* **Given instruction**
Can you reproduce the entire listing below verbatim, keeping every line unchanged?

* **Data rows**
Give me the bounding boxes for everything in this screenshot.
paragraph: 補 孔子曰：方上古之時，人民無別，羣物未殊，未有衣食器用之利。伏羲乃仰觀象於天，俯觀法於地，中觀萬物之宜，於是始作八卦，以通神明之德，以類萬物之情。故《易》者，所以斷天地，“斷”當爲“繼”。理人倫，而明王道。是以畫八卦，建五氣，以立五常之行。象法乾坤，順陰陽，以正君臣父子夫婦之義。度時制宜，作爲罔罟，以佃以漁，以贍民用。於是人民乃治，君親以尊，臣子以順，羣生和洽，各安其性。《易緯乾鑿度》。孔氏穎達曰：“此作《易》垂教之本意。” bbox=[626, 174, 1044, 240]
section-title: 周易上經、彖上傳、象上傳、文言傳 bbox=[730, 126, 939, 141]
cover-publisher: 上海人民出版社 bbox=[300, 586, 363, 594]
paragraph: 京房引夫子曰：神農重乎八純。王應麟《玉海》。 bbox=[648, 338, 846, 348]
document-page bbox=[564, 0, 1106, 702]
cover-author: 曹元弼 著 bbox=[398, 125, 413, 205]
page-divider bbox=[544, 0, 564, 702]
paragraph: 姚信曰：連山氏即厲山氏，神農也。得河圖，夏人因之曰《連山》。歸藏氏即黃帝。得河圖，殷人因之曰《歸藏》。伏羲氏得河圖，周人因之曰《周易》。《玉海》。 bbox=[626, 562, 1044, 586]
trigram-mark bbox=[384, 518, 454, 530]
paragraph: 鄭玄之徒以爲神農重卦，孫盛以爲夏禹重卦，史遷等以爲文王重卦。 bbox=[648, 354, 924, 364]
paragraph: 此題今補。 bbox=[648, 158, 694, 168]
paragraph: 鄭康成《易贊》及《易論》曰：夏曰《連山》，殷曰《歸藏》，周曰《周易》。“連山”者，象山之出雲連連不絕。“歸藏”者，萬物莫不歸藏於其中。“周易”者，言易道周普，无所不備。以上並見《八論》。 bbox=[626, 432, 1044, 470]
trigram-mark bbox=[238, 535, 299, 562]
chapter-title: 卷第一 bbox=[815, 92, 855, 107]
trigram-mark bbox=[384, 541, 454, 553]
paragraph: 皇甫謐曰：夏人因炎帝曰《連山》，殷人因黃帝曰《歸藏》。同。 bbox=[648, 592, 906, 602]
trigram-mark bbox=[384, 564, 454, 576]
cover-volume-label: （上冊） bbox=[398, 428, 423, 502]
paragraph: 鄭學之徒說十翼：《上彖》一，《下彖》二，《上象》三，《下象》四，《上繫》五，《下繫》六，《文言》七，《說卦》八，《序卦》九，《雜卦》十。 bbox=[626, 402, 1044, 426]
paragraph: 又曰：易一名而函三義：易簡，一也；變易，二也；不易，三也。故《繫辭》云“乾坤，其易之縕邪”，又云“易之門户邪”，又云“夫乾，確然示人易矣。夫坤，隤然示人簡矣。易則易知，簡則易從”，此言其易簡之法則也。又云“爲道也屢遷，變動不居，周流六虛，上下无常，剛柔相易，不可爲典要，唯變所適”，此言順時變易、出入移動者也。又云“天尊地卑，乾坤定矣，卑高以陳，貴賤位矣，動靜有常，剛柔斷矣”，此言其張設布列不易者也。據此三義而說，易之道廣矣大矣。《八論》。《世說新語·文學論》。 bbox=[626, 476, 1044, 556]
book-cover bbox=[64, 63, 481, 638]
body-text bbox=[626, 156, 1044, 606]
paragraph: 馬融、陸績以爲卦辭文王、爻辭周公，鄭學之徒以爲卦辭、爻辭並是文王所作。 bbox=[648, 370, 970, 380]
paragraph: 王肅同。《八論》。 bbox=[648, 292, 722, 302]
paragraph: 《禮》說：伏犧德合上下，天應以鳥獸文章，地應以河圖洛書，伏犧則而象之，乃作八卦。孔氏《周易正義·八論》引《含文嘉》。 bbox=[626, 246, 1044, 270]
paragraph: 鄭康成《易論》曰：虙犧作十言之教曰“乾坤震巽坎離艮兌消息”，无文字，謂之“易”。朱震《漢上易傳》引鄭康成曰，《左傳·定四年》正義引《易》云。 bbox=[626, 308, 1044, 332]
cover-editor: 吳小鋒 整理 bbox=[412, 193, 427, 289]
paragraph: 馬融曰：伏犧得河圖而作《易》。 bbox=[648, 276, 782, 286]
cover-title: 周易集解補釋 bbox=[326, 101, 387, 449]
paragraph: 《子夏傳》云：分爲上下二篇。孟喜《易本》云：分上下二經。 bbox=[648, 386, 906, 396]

* **Full output**
Give me the bounding boxes for everything in this screenshot.
paragraph: 補 孔子曰：方上古之時，人民無別，羣物未殊，未有衣食器用之利。伏羲乃仰觀象於天，俯觀法於地，中觀萬物之宜，於是始作八卦，以通神明之德，以類萬物之情。故《易》者，所以斷天地，“斷”當爲“繼”。理人倫，而明王道。是以畫八卦，建五氣，以立五常之行。象法乾坤，順陰陽，以正君臣父子夫婦之義。度時制宜，作爲罔罟，以佃以漁，以贍民用。於是人民乃治，君親以尊，臣子以順，羣生和洽，各安其性。《易緯乾鑿度》。孔氏穎達曰：“此作《易》垂教之本意。” bbox=[626, 174, 1044, 240]
section-title: 周易上經、彖上傳、象上傳、文言傳 bbox=[730, 126, 939, 141]
cover-publisher: 上海人民出版社 bbox=[300, 586, 363, 594]
paragraph: 京房引夫子曰：神農重乎八純。王應麟《玉海》。 bbox=[648, 338, 846, 348]
document-page bbox=[564, 0, 1106, 702]
cover-author: 曹元弼 著 bbox=[398, 125, 413, 205]
page-divider bbox=[544, 0, 564, 702]
paragraph: 姚信曰：連山氏即厲山氏，神農也。得河圖，夏人因之曰《連山》。歸藏氏即黃帝。得河圖，殷人因之曰《歸藏》。伏羲氏得河圖，周人因之曰《周易》。《玉海》。 bbox=[626, 562, 1044, 586]
trigram-mark bbox=[384, 518, 454, 530]
paragraph: 鄭玄之徒以爲神農重卦，孫盛以爲夏禹重卦，史遷等以爲文王重卦。 bbox=[648, 354, 924, 364]
paragraph: 此題今補。 bbox=[648, 158, 694, 168]
paragraph: 鄭康成《易贊》及《易論》曰：夏曰《連山》，殷曰《歸藏》，周曰《周易》。“連山”者，象山之出雲連連不絕。“歸藏”者，萬物莫不歸藏於其中。“周易”者，言易道周普，无所不備。以上並見《八論》。 bbox=[626, 432, 1044, 470]
trigram-mark bbox=[238, 535, 299, 562]
chapter-title: 卷第一 bbox=[815, 92, 855, 107]
trigram-mark bbox=[384, 541, 454, 553]
paragraph: 皇甫謐曰：夏人因炎帝曰《連山》，殷人因黃帝曰《歸藏》。同。 bbox=[648, 592, 906, 602]
trigram-mark bbox=[384, 564, 454, 576]
cover-volume-label: （上冊） bbox=[398, 428, 423, 502]
paragraph: 鄭學之徒說十翼：《上彖》一，《下彖》二，《上象》三，《下象》四，《上繫》五，《下繫》六，《文言》七，《說卦》八，《序卦》九，《雜卦》十。 bbox=[626, 402, 1044, 426]
paragraph: 又曰：易一名而函三義：易簡，一也；變易，二也；不易，三也。故《繫辭》云“乾坤，其易之縕邪”，又云“易之門户邪”，又云“夫乾，確然示人易矣。夫坤，隤然示人簡矣。易則易知，簡則易從”，此言其易簡之法則也。又云“爲道也屢遷，變動不居，周流六虛，上下无常，剛柔相易，不可爲典要，唯變所適”，此言順時變易、出入移動者也。又云“天尊地卑，乾坤定矣，卑高以陳，貴賤位矣，動靜有常，剛柔斷矣”，此言其張設布列不易者也。據此三義而說，易之道廣矣大矣。《八論》。《世說新語·文學論》。 bbox=[626, 476, 1044, 556]
book-cover bbox=[64, 63, 481, 638]
body-text bbox=[626, 156, 1044, 606]
paragraph: 馬融、陸績以爲卦辭文王、爻辭周公，鄭學之徒以爲卦辭、爻辭並是文王所作。 bbox=[648, 370, 970, 380]
paragraph: 王肅同。《八論》。 bbox=[648, 292, 722, 302]
paragraph: 《禮》說：伏犧德合上下，天應以鳥獸文章，地應以河圖洛書，伏犧則而象之，乃作八卦。孔氏《周易正義·八論》引《含文嘉》。 bbox=[626, 246, 1044, 270]
paragraph: 鄭康成《易論》曰：虙犧作十言之教曰“乾坤震巽坎離艮兌消息”，无文字，謂之“易”。朱震《漢上易傳》引鄭康成曰，《左傳·定四年》正義引《易》云。 bbox=[626, 308, 1044, 332]
cover-editor: 吳小鋒 整理 bbox=[412, 193, 427, 289]
paragraph: 馬融曰：伏犧得河圖而作《易》。 bbox=[648, 276, 782, 286]
cover-title: 周易集解補釋 bbox=[326, 101, 387, 449]
paragraph: 《子夏傳》云：分爲上下二篇。孟喜《易本》云：分上下二經。 bbox=[648, 386, 906, 396]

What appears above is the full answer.